Provided material ::
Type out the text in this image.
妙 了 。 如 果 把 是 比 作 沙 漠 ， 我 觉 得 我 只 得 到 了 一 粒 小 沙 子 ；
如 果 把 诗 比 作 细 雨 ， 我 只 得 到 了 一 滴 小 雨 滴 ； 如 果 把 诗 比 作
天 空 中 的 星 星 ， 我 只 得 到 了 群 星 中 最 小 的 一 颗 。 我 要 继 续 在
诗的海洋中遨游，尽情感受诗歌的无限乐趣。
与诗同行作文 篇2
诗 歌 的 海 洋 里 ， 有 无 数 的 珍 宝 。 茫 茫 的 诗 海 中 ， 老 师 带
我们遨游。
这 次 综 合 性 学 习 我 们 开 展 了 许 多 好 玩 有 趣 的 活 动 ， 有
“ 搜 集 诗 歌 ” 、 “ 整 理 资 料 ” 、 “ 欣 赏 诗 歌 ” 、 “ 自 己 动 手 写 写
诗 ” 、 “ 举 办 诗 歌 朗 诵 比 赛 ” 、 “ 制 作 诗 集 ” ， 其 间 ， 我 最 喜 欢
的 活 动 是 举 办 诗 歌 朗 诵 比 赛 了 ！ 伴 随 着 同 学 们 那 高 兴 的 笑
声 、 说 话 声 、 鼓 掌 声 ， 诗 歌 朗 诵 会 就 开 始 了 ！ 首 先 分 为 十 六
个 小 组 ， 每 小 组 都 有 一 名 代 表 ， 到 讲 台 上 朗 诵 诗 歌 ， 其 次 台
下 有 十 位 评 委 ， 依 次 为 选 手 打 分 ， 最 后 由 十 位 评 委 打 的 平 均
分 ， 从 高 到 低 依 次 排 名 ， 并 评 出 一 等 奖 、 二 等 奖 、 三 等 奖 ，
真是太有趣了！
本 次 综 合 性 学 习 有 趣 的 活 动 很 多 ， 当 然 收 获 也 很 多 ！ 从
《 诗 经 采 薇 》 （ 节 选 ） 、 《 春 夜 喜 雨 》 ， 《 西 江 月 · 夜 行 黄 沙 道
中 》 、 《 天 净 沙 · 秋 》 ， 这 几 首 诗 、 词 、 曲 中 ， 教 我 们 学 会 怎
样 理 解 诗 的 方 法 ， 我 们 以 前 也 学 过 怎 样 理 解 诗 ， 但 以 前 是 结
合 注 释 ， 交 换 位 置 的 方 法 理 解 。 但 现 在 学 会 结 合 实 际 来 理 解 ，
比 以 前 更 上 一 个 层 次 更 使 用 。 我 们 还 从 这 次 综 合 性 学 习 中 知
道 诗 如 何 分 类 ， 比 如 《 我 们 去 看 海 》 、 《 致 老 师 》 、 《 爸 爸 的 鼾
* * *
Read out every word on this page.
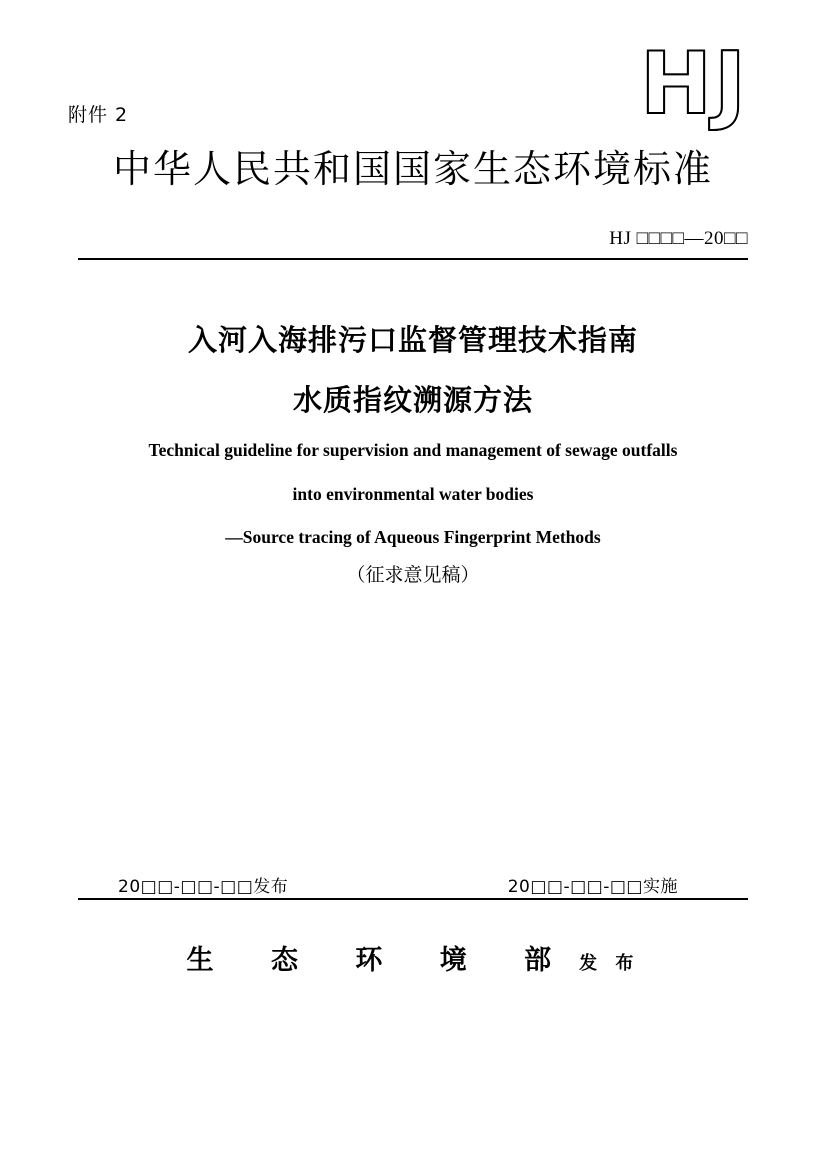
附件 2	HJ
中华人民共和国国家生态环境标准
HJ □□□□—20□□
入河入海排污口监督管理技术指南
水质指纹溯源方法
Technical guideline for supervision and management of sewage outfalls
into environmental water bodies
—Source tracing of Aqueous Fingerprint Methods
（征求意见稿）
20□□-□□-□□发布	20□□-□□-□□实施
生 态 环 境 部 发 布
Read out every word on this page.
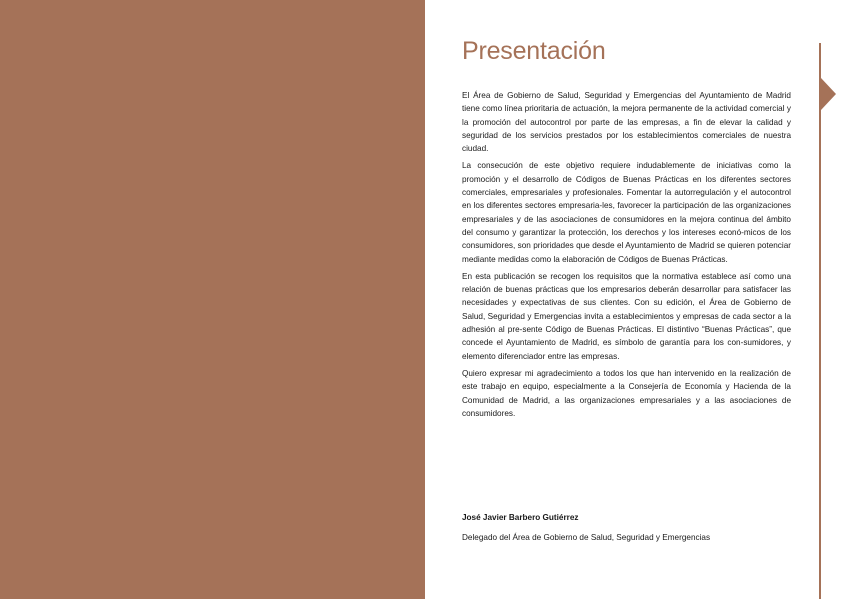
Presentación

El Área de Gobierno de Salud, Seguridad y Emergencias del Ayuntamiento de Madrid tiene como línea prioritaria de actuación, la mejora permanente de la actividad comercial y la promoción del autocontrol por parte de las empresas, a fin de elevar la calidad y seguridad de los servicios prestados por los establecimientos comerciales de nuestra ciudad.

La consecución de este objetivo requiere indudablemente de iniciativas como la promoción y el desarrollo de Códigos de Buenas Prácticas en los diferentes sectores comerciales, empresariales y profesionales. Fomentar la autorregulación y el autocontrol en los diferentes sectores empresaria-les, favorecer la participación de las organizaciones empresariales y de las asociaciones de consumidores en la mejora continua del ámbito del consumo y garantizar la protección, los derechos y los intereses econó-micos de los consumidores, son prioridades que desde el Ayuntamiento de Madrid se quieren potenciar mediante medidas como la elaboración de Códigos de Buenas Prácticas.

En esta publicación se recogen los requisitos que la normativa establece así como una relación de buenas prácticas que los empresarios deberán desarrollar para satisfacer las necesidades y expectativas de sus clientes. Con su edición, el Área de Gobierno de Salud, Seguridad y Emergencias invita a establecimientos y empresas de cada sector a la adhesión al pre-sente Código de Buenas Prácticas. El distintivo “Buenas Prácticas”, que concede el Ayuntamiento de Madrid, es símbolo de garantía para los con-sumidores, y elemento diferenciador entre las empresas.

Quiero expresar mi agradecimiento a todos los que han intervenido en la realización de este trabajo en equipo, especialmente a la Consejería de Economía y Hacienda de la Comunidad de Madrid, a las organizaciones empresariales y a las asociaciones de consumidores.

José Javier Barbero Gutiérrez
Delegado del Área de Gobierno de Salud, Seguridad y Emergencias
...
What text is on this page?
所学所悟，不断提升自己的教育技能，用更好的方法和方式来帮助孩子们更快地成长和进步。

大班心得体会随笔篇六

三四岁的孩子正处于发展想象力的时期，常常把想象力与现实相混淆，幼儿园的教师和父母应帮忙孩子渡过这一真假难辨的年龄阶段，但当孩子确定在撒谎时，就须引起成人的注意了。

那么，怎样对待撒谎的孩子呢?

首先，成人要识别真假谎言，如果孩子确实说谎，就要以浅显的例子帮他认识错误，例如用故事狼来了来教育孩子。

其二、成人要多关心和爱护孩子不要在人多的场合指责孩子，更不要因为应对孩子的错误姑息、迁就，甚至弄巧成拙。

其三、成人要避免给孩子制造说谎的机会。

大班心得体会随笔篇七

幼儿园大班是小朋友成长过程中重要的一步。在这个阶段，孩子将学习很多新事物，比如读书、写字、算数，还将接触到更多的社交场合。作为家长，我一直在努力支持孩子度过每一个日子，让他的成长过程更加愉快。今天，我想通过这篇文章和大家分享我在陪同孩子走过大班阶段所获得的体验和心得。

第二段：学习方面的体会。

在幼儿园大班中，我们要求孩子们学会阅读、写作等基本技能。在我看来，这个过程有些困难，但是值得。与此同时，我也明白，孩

What is expected :: Write down the number of lines where the word "this" appears, and nothing further.

Written solution :: 4